▶ _Teks Kutipan_:

#####

REPUBLIKA.CO.ID, TIGRAY -- Ethiopia mengatakan pasukan mereka akan segera merebut kota Mekelle, ibu kota wilayah konflik Tigray. Addis Ababa mengabaikan seruan Uni Afrika untuk menghentikan konflik.
Pada Sabtu (21/11), Aljazirah melaporkan pemerintah Ethiopia mengatakan mereka akan segera sampai ke Mekelle setelah merebut sejumlah kota di sekelilingnya. Kota terakhir yang berhasil direbut adalah Adigrat, kota kedua terbesar di Tigray yang terletak sekitar 116 kilometer sebelah utara ibu kota.
Pasukan pemberontak yang berperang melawan pemerintah pusat, Tigray People’s Liberation Front (TPLF) belum menanggapi permintaan komentar. Pada Jumat (20/11) kemarin, mereka mengatakan pasukan mereka meraih kemajuan di garis selatan dan utara.
Dalam pernyataannya, pemerintah federal mengatakan pasukan Ethiopia sudah merebut kota Axum dan Adwa. Pernyataan-pernyataan dari kedua belah pihak tidak bisa dikonfirmasi secara independen. Sebab, sejak awal konflik 4 November lalu seluruh sambungan telepon dan internet diputus. Sebagian besar media dilarang masuk ke Tigray.
Ethiopia membantah mengenai kabar perundingan di Tigray akan segera digelar. Beberapa jam setelah tiga mantan presiden negara Afrika diminta untuk membantu menengahi konflik yang berlangsung selama dua pekan itu.
Pasukan Ethiopia sudah merebut kota-kota di Tigray dan terus maju ke Mekelle. Walaupun, ada perlawanan dari pasukan pemberontak di wilayah itu. Pemerintah federal mengatakan TPLF menggunakan buldoser untuk merusak jalan dan melakukan perlawanan.
Kehancuran di Tigray dapat dilihat melalui gambar-gambar yang ditampilkan satelit yang disediakan kantor berita Reuters dengan menggunakan satelit komersial perusahaan Maxar Technologies. Terlihat gedung-gedung yang hancur di jalan utama kota Dansha, tempat konflik pecah.
Asal mula konflik itu ketika Perdana Menteri Abiy Ahmed mulai berkuasa tahun 2018 lalu. Ia melakukan reformasi demokrasi dan negosiasi untuk mengakhiri konflik dengan Eritrea. Tetapi ia membubarkan Ethiopian People's Revolutionary Democratic Front (EPRDF) yang sudah berkuasa selama hampir 30 tahun.
EPRDF koalisi partai berdasarkan etnis. Tigray People's Liberation Front (TPLF) mendominasi koalisi tersebut dan mengumpulkan kekuatan sebagai etnis minoritas.

#####

▶ _Data yang Diberikan_:
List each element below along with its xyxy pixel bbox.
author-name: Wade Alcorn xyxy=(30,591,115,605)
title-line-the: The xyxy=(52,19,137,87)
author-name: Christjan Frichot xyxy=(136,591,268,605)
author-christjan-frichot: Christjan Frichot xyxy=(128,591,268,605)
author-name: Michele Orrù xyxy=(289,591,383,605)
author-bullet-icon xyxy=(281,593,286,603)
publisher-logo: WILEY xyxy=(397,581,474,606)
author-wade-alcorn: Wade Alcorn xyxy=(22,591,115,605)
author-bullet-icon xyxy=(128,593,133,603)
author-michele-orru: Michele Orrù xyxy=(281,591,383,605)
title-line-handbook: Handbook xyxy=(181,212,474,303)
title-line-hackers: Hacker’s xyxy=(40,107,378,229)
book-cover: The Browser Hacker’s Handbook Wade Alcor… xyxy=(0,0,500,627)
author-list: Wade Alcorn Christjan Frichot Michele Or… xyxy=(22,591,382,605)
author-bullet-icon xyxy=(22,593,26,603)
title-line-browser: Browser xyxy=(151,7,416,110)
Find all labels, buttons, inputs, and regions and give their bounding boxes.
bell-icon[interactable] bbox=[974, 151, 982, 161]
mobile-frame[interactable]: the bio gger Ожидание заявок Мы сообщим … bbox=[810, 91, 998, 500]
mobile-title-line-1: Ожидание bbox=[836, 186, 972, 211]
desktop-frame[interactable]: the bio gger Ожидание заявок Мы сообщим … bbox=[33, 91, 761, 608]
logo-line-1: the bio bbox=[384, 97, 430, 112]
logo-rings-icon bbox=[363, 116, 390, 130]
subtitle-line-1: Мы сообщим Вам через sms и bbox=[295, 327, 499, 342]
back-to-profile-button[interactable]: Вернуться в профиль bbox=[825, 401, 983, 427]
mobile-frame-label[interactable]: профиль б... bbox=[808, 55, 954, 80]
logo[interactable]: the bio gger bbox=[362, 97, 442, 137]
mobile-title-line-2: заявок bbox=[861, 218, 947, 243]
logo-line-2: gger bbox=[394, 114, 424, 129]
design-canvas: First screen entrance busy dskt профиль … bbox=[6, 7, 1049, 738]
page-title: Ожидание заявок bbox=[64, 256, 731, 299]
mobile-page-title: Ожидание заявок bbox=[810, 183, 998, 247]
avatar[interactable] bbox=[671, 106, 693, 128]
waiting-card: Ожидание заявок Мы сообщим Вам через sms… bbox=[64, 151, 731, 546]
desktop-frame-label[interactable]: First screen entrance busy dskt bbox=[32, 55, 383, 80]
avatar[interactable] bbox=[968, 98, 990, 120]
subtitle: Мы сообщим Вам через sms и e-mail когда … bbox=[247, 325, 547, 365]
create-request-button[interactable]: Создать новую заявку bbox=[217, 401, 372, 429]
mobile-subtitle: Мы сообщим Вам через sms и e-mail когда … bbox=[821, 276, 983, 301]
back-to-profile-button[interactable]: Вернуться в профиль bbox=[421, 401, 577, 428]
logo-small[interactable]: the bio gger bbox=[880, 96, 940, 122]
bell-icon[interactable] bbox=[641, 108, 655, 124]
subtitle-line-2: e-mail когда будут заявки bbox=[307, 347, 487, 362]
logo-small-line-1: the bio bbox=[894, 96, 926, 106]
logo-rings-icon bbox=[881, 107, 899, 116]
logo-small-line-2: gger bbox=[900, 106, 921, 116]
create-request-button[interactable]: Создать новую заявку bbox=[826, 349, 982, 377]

#####

▶ _Bagian Latihan_:
a – Jawablah pertanyaan berikut berdasarkan berita konflik Tigray:
(i) Kota apa yang terakhir berhasil direbut sebelum pasukan Ethiopia menuju Mekelle?
(ii) Pada tanggal berapa konflik di Tigray dimulai?
(iii) Pada tahun berapa Abiy Ahmed mulai berkuasa sebagai perdana menteri?
b – Teruskan berita konflik Tigray mulai dari kalimat terakhirnya.
Daftar di atas tidak ada hubungannya dengan berita konflik Tigray.

▶ _Daftar Jawaban_:
a –
(i) Adigrat
(ii) 4 November
(iii) 2018

b –
Padahal, masyarakat Tigraya hanya 6 persen dari total populasi di Ethiopia. Setelah Abiy mendorong mereka mundur, para pemimpin TPLF mundur ke kampung halaman mereka di utara Ethiopia.
Sejak itu Abiy menuduh mereka mencoba mengganggu stabilitas negara. Dalam dokumen rapat yang dikirimkan ke jurnalis Kamis (12/11) pekan lalu kantor perdana menteri menuduh TPLF sebagai dalang kekerasan di seluruh negeri.
"Tangan tersembunyi TPLF ada dalam pembunuhan warga sipil di banyak bagian di negara," tulis dokumen tersebut.
Dokumen tersebut mengutip data intelijen tapi tidak menyajikan buktinya. TPLF sudah membantah tuduhan semacam itu di masa lalu.
Namun, organisasi pengungsi Internal Displacement Monitoring Centre mengungkapkan dalam dua tahun terakhir kekerasan memaksa 3 juta orang Ethiopia mengungsi. Tetapi semakin memburuk ketika Covid-19 menerap negara terpadat kedua di benua Afrika itu.
Abiy harusnya memandu Ethiopia untuk menjalankan pemilihan demokratis pertama mereka pada musim panas lalu. Tapi dengan alasan pandemi, ia menunda rencana tersebut.
TPLF mengatakan langkah pemerintah federal memperpanjang kekuasaannya sendiri tidak konstitusional. Maka mereka mengabaikan perintah Abiy dan membentuk komisi pemilihan mereka sendiri dan menggelar pemilihan daerah sendiri.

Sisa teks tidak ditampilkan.